* Written instruction *
Collect from the data below each line with "JSON".

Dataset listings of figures
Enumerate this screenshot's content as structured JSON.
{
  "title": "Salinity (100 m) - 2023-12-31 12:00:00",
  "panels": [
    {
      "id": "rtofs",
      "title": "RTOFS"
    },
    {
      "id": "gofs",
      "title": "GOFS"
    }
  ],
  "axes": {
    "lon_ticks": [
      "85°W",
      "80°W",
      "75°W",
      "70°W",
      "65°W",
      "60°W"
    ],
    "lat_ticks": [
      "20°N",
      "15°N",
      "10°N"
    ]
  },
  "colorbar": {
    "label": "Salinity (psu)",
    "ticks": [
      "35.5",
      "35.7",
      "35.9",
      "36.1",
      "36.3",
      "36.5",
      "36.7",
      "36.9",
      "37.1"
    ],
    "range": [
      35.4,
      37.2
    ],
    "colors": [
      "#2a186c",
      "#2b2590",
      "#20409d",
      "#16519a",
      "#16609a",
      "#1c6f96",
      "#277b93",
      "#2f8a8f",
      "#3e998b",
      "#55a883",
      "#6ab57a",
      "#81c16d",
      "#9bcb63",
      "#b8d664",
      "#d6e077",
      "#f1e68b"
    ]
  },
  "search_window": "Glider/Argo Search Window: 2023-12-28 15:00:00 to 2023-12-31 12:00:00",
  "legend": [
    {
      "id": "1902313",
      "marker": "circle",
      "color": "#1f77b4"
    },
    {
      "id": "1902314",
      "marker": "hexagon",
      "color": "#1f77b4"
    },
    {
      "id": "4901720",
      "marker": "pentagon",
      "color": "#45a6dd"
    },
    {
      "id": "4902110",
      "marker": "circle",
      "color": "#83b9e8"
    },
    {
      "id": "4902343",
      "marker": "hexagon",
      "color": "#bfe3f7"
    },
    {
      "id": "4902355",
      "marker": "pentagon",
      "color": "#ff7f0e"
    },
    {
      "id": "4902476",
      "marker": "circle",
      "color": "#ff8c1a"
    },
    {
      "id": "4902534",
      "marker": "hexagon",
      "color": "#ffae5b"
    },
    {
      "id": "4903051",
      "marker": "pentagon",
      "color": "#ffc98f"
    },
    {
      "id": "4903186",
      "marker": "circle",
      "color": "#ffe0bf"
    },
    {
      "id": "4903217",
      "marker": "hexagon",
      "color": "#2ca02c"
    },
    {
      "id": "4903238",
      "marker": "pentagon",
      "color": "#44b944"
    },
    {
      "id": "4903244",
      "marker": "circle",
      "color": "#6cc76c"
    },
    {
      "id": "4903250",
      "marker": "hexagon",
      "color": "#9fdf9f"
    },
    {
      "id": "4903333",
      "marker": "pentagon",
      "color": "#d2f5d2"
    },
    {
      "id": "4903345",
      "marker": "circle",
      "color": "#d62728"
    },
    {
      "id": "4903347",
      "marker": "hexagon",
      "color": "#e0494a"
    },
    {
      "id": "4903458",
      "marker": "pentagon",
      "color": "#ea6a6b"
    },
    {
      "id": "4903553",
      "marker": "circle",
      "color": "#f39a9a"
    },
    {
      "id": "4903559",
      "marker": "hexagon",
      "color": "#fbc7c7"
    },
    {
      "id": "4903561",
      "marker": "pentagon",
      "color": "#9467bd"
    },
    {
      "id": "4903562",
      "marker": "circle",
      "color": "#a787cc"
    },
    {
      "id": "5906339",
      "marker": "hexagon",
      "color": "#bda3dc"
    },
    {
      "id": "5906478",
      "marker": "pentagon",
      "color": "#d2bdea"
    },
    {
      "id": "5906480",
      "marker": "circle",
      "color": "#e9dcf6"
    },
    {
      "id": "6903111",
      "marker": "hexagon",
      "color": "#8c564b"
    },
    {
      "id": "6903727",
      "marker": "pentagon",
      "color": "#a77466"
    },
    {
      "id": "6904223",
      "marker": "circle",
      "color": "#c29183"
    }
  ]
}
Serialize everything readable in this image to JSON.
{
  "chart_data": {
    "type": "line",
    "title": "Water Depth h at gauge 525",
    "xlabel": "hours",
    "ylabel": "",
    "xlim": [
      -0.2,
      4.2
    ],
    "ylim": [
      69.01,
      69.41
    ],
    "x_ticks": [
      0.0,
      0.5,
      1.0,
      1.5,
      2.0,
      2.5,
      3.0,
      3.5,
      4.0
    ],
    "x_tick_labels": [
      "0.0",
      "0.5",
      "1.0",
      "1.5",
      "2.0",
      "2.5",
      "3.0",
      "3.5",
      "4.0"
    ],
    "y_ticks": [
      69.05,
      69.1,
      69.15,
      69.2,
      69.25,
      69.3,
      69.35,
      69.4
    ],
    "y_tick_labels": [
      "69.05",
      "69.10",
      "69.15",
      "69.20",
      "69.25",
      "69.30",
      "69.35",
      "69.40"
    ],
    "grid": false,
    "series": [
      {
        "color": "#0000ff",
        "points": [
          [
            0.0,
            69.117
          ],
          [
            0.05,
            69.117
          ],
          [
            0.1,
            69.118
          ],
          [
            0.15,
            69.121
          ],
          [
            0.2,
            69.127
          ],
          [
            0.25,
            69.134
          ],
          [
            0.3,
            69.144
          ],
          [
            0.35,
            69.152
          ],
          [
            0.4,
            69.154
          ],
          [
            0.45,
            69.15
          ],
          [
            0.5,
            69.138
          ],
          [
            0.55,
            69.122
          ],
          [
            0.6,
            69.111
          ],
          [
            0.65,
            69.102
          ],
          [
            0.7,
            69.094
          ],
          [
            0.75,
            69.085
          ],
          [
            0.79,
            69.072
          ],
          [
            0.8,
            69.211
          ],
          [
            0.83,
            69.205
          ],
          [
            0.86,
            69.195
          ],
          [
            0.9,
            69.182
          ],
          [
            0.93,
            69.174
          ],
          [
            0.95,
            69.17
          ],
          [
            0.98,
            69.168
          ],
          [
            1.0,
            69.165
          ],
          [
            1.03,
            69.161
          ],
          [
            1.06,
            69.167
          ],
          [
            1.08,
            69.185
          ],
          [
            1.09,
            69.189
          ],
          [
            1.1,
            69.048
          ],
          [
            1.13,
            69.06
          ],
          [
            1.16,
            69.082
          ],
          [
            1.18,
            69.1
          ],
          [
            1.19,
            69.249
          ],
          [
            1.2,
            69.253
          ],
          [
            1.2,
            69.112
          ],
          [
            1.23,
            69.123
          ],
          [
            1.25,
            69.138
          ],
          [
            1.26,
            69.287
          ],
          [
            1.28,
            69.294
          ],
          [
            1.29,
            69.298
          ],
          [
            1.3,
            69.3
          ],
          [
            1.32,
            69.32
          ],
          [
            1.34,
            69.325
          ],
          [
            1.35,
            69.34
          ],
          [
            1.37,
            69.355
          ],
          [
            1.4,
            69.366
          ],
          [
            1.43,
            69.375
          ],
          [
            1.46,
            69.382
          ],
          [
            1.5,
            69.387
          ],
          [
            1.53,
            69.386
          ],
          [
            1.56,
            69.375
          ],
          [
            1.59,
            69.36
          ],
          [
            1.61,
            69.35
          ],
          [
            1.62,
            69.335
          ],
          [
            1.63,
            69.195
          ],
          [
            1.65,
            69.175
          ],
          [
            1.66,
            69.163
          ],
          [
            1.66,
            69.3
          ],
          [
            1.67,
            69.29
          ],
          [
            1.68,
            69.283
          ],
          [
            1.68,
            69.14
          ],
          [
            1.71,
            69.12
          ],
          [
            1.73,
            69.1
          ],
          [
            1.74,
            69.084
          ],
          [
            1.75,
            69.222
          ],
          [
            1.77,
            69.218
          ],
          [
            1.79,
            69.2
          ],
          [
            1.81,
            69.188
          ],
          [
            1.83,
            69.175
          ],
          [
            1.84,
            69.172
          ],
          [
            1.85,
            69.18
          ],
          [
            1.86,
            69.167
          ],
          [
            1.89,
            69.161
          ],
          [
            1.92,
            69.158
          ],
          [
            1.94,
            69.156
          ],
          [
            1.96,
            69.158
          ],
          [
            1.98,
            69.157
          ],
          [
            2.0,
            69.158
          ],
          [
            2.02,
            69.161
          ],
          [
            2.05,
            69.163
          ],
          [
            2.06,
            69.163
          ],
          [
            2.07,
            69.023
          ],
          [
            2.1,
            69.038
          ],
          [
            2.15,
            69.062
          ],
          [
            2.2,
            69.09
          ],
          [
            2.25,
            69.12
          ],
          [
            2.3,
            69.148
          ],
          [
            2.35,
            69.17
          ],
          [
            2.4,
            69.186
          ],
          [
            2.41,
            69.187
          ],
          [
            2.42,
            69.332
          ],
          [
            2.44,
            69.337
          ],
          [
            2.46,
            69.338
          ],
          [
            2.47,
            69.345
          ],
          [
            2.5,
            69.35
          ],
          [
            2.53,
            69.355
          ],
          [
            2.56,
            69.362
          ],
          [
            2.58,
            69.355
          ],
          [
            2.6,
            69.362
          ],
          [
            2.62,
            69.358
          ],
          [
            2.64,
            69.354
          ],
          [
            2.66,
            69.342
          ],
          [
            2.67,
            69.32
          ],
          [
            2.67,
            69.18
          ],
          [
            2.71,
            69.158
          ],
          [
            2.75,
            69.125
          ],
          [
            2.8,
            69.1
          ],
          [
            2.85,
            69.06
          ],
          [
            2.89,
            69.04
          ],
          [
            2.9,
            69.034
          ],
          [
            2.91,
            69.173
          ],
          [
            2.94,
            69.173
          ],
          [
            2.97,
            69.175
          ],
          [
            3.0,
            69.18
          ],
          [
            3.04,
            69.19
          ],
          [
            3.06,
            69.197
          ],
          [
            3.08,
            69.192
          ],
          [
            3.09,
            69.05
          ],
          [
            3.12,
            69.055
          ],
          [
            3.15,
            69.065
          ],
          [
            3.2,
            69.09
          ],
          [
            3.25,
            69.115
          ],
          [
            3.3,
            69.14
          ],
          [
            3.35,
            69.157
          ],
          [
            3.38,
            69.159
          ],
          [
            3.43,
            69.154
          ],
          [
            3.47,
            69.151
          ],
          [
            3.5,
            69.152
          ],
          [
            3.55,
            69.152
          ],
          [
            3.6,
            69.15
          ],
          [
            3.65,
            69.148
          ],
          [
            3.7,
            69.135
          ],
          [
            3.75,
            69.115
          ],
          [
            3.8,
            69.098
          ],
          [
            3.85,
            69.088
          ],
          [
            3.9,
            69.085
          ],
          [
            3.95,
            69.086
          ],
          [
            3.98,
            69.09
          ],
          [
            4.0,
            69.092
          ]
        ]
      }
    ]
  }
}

* Output of the exercise *
Enumerate this screenshot's content as structured JSON.
Serialize everything readable in this image to JSON.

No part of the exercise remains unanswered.